Dataset entries on figures:
▬▬▬▬▬▬▬▬▬▬
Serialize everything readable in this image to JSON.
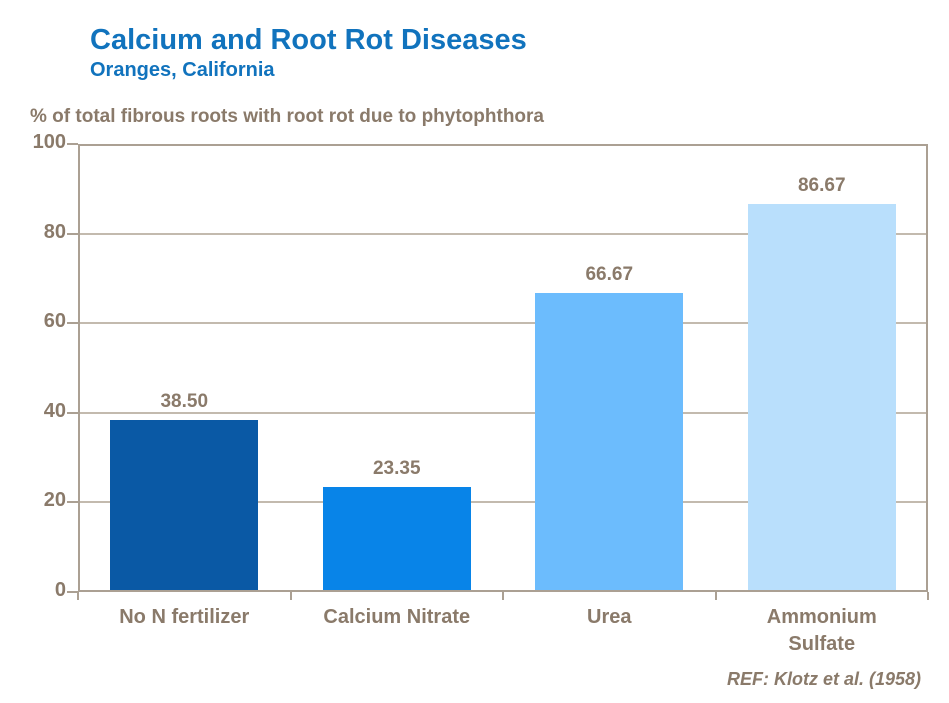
{
  "colors": {
    "background": "#FFFFFF",
    "title_blue": "#1173BD",
    "text_brown": "#8A7A6A",
    "gridline": "#C3BAAE",
    "axis_line": "#ABA093"
  },
  "chart_data": {
    "type": "bar",
    "title": "Calcium and Root Rot Diseases",
    "subtitle": "Oranges, California",
    "ylabel": "% of total fibrous roots with root rot due to phytophthora",
    "xlabel": "",
    "categories": [
      "No N fertilizer",
      "Calcium Nitrate",
      "Urea",
      "Ammonium Sulfate"
    ],
    "categories_display": [
      [
        "No N fertilizer"
      ],
      [
        "Calcium Nitrate"
      ],
      [
        "Urea"
      ],
      [
        "Ammonium",
        "Sulfate"
      ]
    ],
    "values": [
      38.5,
      23.35,
      66.67,
      86.67
    ],
    "value_labels": [
      "38.50",
      "23.35",
      "66.67",
      "86.67"
    ],
    "bar_colors": [
      "#0A59A5",
      "#0884E8",
      "#6CBCFD",
      "#B9DFFC"
    ],
    "ylim": [
      0,
      100
    ],
    "yticks": [
      0,
      20,
      40,
      60,
      80,
      100
    ],
    "grid": true,
    "legend_position": "none",
    "reference": "REF: Klotz et al. (1958)"
  }
}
▬▬▬▬▬▬▬▬▬▬
Set exercise: Copy the records word for word, leaving no picture in the copy.

Response to the exercise:
Serialize everything readable in this image to JSON.
{
  "colors": {
    "background": "#FFFFFF",
    "title_blue": "#1173BD",
    "text_brown": "#8A7A6A",
    "gridline": "#C3BAAE",
    "axis_line": "#ABA093"
  },
  "chart_data": {
    "type": "bar",
    "title": "Calcium and Root Rot Diseases",
    "subtitle": "Oranges, California",
    "ylabel": "% of total fibrous roots with root rot due to phytophthora",
    "xlabel": "",
    "categories": [
      "No N fertilizer",
      "Calcium Nitrate",
      "Urea",
      "Ammonium Sulfate"
    ],
    "categories_display": [
      [
        "No N fertilizer"
      ],
      [
        "Calcium Nitrate"
      ],
      [
        "Urea"
      ],
      [
        "Ammonium",
        "Sulfate"
      ]
    ],
    "values": [
      38.5,
      23.35,
      66.67,
      86.67
    ],
    "value_labels": [
      "38.50",
      "23.35",
      "66.67",
      "86.67"
    ],
    "bar_colors": [
      "#0A59A5",
      "#0884E8",
      "#6CBCFD",
      "#B9DFFC"
    ],
    "ylim": [
      0,
      100
    ],
    "yticks": [
      0,
      20,
      40,
      60,
      80,
      100
    ],
    "grid": true,
    "legend_position": "none",
    "reference": "REF: Klotz et al. (1958)"
  }
}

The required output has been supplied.